Problem >>
Filter this data down to the lines that hold "call", and copy them.

(begin)

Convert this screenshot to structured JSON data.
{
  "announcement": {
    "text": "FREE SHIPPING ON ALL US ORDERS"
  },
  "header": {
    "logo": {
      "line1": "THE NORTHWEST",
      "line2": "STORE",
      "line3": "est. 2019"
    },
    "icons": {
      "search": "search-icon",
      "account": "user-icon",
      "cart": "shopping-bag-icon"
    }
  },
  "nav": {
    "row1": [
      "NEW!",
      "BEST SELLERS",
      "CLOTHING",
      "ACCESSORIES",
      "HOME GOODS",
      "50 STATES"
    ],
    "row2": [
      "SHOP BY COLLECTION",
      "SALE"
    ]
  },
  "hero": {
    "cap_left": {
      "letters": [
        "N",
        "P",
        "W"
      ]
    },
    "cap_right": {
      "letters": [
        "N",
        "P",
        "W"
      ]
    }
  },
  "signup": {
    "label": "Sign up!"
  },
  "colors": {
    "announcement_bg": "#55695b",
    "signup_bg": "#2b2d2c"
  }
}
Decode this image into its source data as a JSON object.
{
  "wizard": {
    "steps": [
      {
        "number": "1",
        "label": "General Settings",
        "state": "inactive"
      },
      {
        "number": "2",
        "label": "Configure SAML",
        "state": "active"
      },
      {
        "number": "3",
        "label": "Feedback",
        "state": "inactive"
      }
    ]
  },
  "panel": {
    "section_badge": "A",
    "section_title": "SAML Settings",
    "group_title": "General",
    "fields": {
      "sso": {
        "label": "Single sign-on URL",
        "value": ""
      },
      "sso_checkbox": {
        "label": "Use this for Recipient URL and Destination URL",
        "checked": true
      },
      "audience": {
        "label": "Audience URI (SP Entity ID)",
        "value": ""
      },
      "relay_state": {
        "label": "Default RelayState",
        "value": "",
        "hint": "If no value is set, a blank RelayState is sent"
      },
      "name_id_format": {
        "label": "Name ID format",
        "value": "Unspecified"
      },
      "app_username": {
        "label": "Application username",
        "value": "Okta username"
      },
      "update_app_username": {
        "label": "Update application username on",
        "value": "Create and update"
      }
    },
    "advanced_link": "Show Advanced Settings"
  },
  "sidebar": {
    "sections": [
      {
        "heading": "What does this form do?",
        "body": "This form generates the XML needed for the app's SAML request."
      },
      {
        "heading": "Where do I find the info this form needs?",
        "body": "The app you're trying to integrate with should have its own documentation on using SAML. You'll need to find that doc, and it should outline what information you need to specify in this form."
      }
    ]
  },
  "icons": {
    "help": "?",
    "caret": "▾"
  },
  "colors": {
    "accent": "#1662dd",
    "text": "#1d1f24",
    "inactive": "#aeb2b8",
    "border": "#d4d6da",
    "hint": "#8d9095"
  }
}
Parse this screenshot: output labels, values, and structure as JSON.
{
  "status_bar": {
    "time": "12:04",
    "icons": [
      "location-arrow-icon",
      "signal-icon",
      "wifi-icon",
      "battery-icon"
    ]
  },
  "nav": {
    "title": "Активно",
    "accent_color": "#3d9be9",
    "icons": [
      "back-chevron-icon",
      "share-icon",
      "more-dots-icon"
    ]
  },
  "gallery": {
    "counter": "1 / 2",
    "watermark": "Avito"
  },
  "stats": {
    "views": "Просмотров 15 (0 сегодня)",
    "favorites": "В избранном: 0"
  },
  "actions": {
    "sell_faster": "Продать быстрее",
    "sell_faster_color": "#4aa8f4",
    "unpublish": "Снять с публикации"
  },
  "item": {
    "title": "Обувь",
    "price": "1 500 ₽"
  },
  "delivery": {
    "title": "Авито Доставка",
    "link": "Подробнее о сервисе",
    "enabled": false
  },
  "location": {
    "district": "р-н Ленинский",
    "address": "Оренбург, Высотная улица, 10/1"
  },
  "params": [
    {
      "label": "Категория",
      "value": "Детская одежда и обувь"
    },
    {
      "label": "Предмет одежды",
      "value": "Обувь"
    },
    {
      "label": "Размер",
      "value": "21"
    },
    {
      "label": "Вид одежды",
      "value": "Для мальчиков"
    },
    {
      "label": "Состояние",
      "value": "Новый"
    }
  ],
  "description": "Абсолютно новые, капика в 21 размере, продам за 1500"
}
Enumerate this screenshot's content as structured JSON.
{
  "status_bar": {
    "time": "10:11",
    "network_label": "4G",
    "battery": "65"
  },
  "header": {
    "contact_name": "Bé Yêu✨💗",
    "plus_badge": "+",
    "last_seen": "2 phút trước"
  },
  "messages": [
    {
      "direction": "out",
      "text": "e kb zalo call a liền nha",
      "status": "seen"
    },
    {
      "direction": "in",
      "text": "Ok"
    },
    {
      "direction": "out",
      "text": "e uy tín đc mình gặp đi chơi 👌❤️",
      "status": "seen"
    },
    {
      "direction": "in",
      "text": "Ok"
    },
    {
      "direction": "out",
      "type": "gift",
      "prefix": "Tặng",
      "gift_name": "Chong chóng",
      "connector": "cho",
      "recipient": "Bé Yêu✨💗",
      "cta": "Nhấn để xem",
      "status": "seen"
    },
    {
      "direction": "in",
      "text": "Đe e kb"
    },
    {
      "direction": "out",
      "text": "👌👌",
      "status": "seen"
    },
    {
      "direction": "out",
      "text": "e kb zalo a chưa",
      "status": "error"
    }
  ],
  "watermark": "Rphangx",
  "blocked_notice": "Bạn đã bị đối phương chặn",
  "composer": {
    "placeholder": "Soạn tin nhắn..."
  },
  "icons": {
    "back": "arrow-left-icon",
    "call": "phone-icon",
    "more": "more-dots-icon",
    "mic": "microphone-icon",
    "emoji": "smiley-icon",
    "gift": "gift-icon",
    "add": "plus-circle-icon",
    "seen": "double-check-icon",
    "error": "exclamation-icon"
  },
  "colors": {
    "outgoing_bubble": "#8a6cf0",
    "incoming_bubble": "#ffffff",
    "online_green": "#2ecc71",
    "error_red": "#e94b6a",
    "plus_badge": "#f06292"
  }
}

(end)

Finished exercise >>
      "text": "e kb zalo call a liền nha",
    "call": "phone-icon",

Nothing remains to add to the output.